> _Challenge_:
Please write out the rows again, from the first row through the line with "list: engineering: interface", swapping "sampling" for "testing" and leaving everything else unchanged.
# start of Entries supplied
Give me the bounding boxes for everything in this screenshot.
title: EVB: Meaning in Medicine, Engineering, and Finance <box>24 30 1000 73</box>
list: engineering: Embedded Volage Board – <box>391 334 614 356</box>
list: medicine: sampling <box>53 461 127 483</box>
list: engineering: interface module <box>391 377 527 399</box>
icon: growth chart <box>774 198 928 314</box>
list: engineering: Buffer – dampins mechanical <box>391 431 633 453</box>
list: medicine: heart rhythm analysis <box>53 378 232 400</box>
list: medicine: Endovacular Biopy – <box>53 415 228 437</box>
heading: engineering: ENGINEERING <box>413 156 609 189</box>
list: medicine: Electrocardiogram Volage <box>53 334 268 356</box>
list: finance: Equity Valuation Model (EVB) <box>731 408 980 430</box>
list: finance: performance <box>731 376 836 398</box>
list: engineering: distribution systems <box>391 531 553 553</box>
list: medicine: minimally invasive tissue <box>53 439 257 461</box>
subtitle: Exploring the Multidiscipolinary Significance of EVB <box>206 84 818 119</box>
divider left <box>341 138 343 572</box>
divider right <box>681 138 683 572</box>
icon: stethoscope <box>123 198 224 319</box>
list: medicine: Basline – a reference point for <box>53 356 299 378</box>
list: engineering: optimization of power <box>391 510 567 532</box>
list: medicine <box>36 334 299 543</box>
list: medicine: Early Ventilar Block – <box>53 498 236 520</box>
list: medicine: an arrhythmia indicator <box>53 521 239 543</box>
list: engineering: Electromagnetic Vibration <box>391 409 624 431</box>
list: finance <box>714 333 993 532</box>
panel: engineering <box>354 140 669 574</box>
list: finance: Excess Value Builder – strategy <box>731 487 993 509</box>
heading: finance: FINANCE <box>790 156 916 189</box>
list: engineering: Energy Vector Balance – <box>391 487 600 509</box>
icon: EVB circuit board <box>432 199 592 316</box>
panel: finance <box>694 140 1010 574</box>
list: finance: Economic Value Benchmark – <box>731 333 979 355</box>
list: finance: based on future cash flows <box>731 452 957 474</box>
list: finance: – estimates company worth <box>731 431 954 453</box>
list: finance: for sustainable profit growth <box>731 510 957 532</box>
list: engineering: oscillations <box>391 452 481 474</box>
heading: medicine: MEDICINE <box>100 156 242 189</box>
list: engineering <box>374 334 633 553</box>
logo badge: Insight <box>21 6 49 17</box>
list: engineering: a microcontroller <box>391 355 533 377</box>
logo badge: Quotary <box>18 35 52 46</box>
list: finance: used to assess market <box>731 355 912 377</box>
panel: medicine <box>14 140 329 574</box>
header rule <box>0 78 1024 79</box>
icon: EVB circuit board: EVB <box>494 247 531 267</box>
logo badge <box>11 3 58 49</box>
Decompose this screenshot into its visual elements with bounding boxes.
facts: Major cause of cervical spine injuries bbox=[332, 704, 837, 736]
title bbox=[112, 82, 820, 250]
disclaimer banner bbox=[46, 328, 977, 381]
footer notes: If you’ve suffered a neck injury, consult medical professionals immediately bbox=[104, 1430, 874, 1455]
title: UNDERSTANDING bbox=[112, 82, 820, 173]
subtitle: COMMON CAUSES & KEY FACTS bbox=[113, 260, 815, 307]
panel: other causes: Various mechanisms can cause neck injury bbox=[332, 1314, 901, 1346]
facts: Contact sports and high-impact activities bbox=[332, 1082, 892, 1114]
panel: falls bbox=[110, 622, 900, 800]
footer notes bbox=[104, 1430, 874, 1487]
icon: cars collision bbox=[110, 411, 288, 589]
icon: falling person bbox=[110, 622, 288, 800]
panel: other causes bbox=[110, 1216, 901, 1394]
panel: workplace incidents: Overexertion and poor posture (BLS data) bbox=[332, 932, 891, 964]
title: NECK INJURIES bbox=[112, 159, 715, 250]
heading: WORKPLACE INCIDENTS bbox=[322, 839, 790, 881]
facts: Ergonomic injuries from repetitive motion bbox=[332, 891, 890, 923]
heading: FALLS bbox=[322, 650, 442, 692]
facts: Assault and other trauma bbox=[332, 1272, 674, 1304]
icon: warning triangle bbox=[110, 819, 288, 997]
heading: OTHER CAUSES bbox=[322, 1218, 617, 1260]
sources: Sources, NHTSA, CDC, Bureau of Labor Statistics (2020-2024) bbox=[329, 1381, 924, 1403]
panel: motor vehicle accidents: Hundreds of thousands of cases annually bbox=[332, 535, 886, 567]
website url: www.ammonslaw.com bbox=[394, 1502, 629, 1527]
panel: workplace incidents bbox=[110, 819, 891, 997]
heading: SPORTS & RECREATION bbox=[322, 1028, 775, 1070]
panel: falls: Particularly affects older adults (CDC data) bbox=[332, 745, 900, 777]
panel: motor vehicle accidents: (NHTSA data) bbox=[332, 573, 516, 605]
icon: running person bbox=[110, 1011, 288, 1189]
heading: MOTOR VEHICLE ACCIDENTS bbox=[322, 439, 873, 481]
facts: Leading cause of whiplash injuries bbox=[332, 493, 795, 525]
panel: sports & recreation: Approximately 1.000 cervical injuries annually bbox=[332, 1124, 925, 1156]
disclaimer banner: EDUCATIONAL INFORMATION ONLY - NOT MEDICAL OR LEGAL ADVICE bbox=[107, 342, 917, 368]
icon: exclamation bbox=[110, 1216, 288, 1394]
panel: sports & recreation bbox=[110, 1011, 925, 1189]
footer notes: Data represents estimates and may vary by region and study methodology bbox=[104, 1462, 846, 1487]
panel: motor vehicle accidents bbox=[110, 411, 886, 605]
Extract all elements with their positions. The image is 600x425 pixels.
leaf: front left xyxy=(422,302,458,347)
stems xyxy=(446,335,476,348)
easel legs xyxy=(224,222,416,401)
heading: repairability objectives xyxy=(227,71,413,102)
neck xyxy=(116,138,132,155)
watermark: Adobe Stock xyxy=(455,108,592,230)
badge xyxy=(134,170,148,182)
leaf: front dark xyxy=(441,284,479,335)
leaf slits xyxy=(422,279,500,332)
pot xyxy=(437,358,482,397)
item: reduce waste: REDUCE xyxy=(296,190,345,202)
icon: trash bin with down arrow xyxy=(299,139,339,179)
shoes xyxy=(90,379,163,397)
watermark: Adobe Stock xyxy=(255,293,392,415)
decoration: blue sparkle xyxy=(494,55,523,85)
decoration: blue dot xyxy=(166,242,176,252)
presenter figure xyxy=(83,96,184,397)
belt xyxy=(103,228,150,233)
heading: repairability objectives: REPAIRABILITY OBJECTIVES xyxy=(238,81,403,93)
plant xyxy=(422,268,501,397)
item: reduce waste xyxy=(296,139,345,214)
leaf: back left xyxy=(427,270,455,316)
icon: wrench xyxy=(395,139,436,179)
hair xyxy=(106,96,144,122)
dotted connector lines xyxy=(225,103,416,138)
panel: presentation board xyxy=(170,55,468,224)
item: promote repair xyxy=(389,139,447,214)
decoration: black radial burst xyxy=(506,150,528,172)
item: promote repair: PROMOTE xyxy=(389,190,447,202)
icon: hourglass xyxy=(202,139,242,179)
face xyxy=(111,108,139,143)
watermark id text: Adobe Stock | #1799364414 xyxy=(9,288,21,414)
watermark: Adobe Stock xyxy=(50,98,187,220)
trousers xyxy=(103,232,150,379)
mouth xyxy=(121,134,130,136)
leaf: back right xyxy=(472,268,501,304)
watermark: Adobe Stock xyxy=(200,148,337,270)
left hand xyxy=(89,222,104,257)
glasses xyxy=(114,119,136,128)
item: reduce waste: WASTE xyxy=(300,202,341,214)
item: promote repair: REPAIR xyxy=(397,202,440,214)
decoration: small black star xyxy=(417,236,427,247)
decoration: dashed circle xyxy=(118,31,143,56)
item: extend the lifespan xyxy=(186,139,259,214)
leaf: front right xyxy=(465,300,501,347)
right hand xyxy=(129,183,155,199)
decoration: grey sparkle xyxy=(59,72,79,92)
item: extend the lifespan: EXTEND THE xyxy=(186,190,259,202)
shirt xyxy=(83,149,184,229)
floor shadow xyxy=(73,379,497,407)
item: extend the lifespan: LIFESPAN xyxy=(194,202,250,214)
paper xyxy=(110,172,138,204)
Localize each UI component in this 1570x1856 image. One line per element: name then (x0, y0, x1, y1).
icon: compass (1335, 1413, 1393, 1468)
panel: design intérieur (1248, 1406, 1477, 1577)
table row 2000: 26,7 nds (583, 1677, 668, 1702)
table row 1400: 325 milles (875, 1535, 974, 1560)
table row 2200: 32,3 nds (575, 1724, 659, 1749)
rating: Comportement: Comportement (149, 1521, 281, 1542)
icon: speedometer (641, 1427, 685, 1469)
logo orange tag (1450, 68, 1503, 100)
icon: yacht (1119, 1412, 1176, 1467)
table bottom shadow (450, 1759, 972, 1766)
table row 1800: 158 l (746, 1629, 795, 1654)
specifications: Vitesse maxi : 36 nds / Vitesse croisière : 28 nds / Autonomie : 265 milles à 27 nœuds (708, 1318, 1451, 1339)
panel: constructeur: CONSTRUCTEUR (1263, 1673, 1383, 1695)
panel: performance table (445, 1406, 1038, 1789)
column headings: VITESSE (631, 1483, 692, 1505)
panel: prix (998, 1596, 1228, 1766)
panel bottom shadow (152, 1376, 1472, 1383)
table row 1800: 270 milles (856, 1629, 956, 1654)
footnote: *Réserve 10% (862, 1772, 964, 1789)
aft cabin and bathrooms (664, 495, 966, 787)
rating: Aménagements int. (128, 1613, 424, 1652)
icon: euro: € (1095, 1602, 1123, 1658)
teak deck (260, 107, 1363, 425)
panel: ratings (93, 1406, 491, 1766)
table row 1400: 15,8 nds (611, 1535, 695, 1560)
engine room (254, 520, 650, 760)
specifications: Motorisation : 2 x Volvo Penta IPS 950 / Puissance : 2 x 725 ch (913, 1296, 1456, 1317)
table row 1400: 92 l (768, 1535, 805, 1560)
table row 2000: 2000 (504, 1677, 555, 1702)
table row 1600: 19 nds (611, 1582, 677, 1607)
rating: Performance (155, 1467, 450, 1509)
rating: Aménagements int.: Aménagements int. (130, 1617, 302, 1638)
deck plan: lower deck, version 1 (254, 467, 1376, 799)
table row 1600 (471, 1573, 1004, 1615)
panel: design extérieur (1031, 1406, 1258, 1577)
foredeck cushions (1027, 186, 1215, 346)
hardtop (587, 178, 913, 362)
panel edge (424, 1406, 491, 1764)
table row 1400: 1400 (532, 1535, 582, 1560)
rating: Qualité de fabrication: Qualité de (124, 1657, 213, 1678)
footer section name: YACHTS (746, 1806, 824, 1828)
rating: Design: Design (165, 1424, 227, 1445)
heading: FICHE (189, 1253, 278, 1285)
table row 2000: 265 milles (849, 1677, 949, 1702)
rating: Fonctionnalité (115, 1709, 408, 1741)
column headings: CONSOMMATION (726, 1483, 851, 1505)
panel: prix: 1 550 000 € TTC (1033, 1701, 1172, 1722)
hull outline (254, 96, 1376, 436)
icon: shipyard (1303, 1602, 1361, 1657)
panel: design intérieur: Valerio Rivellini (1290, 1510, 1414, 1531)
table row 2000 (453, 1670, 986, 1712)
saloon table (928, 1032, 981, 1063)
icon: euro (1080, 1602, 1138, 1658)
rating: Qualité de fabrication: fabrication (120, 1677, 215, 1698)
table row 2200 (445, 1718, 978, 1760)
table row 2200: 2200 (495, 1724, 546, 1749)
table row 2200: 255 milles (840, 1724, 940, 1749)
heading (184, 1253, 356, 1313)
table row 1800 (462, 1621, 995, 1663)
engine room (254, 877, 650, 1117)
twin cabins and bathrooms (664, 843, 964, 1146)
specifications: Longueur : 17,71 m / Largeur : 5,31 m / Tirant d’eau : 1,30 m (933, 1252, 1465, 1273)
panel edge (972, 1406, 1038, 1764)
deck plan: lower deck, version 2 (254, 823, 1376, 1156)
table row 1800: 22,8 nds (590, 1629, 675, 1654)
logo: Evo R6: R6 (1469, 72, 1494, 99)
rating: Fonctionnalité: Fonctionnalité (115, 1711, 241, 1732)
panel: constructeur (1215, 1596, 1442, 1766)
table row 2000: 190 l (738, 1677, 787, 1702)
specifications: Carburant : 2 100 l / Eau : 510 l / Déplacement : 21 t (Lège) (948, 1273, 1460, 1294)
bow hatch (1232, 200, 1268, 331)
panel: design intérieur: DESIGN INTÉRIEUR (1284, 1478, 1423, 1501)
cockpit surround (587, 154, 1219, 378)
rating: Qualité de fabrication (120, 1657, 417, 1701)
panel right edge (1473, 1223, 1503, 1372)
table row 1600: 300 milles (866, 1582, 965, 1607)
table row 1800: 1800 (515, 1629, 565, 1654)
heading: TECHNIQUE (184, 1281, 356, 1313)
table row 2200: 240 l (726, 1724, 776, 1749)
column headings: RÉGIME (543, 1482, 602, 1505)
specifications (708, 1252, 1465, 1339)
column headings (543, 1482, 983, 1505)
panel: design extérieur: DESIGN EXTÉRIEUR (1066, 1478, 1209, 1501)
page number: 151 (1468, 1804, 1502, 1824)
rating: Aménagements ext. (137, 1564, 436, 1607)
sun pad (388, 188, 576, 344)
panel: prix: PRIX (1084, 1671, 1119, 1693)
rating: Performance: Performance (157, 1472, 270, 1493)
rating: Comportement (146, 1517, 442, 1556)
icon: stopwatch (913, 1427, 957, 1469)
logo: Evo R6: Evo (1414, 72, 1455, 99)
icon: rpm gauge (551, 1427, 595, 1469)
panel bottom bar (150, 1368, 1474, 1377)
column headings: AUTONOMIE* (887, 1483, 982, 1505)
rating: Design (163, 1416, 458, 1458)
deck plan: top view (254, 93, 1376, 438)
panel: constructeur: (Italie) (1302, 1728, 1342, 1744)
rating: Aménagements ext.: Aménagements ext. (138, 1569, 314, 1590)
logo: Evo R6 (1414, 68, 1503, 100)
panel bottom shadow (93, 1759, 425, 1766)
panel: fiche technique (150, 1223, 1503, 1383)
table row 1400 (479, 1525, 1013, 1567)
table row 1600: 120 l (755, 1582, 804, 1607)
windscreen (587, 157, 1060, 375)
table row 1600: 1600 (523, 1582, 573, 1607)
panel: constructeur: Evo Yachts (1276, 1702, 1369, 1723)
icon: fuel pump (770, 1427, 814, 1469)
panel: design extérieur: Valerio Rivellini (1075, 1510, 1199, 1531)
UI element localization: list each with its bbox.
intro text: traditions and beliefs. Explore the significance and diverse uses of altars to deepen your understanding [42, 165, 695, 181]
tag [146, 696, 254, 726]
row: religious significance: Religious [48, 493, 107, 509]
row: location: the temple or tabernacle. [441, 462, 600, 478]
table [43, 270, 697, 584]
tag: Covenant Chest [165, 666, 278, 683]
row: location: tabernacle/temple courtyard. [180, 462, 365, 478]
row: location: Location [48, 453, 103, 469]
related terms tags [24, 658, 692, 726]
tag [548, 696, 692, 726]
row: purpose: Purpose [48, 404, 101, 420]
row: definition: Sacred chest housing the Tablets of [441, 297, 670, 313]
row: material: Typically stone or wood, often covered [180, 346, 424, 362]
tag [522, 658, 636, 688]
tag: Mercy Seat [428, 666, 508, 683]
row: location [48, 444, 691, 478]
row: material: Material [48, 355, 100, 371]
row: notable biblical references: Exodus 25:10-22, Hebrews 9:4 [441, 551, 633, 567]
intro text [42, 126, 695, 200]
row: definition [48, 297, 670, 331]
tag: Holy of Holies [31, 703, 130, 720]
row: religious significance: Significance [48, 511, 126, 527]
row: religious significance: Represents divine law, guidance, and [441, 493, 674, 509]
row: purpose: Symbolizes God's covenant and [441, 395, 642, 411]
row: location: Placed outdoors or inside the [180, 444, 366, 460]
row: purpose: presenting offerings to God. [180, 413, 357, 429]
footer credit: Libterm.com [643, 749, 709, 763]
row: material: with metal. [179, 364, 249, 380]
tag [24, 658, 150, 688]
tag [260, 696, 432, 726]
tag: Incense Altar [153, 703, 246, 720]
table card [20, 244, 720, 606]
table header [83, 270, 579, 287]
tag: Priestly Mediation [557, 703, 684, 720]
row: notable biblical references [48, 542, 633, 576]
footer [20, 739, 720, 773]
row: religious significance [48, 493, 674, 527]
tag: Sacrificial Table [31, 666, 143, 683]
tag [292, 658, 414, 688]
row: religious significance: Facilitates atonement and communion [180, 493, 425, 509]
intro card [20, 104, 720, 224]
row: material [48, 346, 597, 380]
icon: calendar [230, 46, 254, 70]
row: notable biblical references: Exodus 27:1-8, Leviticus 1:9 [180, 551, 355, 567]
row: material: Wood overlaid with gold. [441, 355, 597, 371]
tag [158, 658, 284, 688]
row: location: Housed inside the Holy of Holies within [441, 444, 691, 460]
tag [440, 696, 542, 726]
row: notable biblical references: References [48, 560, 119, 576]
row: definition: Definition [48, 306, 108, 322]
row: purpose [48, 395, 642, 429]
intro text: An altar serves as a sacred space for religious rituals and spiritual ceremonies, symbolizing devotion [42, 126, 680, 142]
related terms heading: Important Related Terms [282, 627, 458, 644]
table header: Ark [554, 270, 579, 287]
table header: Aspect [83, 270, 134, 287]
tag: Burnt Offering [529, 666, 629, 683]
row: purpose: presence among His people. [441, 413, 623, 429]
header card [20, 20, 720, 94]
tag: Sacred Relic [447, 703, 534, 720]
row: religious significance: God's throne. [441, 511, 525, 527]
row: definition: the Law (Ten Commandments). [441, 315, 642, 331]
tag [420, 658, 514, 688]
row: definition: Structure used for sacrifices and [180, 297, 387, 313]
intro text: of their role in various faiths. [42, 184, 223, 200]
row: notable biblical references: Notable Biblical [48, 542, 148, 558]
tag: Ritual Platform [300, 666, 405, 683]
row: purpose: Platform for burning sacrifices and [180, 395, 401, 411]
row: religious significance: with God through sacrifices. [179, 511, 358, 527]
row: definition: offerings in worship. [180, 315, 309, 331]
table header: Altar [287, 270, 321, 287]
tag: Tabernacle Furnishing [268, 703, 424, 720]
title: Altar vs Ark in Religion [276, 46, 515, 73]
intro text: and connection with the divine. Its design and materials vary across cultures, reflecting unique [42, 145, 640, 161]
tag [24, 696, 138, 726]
# end of Entries supplied
> _Result of the exercise_:
Give me the bounding boxes for everything in this screenshot.
title: EVB: Meaning in Medicine, Engineering, and Finance <box>24 30 1000 73</box>
list: engineering: Embedded Volage Board – <box>391 334 614 356</box>
list: medicine: testing <box>53 461 127 483</box>
list: engineering: interface module <box>391 377 527 399</box>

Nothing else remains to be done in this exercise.